[Begin DATA SUPPLIED]

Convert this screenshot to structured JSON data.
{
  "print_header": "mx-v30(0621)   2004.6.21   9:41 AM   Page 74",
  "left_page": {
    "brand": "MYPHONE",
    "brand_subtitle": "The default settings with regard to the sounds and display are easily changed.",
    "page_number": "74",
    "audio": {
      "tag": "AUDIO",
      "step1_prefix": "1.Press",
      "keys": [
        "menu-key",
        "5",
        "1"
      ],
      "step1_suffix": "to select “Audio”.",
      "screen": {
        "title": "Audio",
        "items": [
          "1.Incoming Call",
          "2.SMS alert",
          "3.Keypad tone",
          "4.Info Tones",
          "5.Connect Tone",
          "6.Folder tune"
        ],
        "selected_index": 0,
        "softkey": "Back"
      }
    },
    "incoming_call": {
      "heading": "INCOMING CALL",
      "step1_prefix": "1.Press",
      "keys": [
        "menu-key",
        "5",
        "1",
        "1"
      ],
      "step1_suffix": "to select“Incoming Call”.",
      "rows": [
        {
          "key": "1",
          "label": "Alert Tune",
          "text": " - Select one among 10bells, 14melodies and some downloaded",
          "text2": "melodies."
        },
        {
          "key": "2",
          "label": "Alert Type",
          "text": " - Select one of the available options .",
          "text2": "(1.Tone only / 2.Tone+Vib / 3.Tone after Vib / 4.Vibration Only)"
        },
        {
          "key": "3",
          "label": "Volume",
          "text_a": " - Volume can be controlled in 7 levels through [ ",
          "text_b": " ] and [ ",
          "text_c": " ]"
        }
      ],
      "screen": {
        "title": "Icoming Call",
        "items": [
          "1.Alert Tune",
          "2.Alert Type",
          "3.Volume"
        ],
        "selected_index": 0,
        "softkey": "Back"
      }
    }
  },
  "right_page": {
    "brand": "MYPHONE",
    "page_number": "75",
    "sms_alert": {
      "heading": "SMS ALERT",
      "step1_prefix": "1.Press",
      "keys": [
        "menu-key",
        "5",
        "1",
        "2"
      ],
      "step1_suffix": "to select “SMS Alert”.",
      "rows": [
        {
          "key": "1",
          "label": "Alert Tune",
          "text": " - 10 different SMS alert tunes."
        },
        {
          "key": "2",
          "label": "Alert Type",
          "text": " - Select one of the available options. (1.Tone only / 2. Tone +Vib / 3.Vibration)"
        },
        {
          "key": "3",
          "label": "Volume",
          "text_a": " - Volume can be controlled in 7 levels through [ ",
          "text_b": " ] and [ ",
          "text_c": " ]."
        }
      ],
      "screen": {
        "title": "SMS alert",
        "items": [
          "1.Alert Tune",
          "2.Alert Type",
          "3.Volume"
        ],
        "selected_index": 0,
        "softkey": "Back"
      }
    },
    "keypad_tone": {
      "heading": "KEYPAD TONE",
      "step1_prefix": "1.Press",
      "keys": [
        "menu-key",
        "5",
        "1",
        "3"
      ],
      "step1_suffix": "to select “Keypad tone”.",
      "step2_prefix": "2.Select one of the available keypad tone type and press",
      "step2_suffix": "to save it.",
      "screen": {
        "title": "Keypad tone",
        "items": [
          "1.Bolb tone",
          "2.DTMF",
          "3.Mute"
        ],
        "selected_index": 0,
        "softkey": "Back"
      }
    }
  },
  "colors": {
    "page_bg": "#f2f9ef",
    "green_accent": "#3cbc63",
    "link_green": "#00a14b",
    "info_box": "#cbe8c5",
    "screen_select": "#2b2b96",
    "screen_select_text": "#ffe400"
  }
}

[End DATA SUPPLIED]

- _THE REQUEST_
Write an exact transcription of every entry above.

- _FINAL RESULT_
Convert this screenshot to structured JSON data.
{
  "print_header": "mx-v30(0621)   2004.6.21   9:41 AM   Page 74",
  "left_page": {
    "brand": "MYPHONE",
    "brand_subtitle": "The default settings with regard to the sounds and display are easily changed.",
    "page_number": "74",
    "audio": {
      "tag": "AUDIO",
      "step1_prefix": "1.Press",
      "keys": [
        "menu-key",
        "5",
        "1"
      ],
      "step1_suffix": "to select “Audio”.",
      "screen": {
        "title": "Audio",
        "items": [
          "1.Incoming Call",
          "2.SMS alert",
          "3.Keypad tone",
          "4.Info Tones",
          "5.Connect Tone",
          "6.Folder tune"
        ],
        "selected_index": 0,
        "softkey": "Back"
      }
    },
    "incoming_call": {
      "heading": "INCOMING CALL",
      "step1_prefix": "1.Press",
      "keys": [
        "menu-key",
        "5",
        "1",
        "1"
      ],
      "step1_suffix": "to select“Incoming Call”.",
      "rows": [
        {
          "key": "1",
          "label": "Alert Tune",
          "text": " - Select one among 10bells, 14melodies and some downloaded",
          "text2": "melodies."
        },
        {
          "key": "2",
          "label": "Alert Type",
          "text": " - Select one of the available options .",
          "text2": "(1.Tone only / 2.Tone+Vib / 3.Tone after Vib / 4.Vibration Only)"
        },
        {
          "key": "3",
          "label": "Volume",
          "text_a": " - Volume can be controlled in 7 levels through [ ",
          "text_b": " ] and [ ",
          "text_c": " ]"
        }
      ],
      "screen": {
        "title": "Icoming Call",
        "items": [
          "1.Alert Tune",
          "2.Alert Type",
          "3.Volume"
        ],
        "selected_index": 0,
        "softkey": "Back"
      }
    }
  },
  "right_page": {
    "brand": "MYPHONE",
    "page_number": "75",
    "sms_alert": {
      "heading": "SMS ALERT",
      "step1_prefix": "1.Press",
      "keys": [
        "menu-key",
        "5",
        "1",
        "2"
      ],
      "step1_suffix": "to select “SMS Alert”.",
      "rows": [
        {
          "key": "1",
          "label": "Alert Tune",
          "text": " - 10 different SMS alert tunes."
        },
        {
          "key": "2",
          "label": "Alert Type",
          "text": " - Select one of the available options. (1.Tone only / 2. Tone +Vib / 3.Vibration)"
        },
        {
          "key": "3",
          "label": "Volume",
          "text_a": " - Volume can be controlled in 7 levels through [ ",
          "text_b": " ] and [ ",
          "text_c": " ]."
        }
      ],
      "screen": {
        "title": "SMS alert",
        "items": [
          "1.Alert Tune",
          "2.Alert Type",
          "3.Volume"
        ],
        "selected_index": 0,
        "softkey": "Back"
      }
    },
    "keypad_tone": {
      "heading": "KEYPAD TONE",
      "step1_prefix": "1.Press",
      "keys": [
        "menu-key",
        "5",
        "1",
        "3"
      ],
      "step1_suffix": "to select “Keypad tone”.",
      "step2_prefix": "2.Select one of the available keypad tone type and press",
      "step2_suffix": "to save it.",
      "screen": {
        "title": "Keypad tone",
        "items": [
          "1.Bolb tone",
          "2.DTMF",
          "3.Mute"
        ],
        "selected_index": 0,
        "softkey": "Back"
      }
    }
  },
  "colors": {
    "page_bg": "#f2f9ef",
    "green_accent": "#3cbc63",
    "link_green": "#00a14b",
    "info_box": "#cbe8c5",
    "screen_select": "#2b2b96",
    "screen_select_text": "#ffe400"
  }
}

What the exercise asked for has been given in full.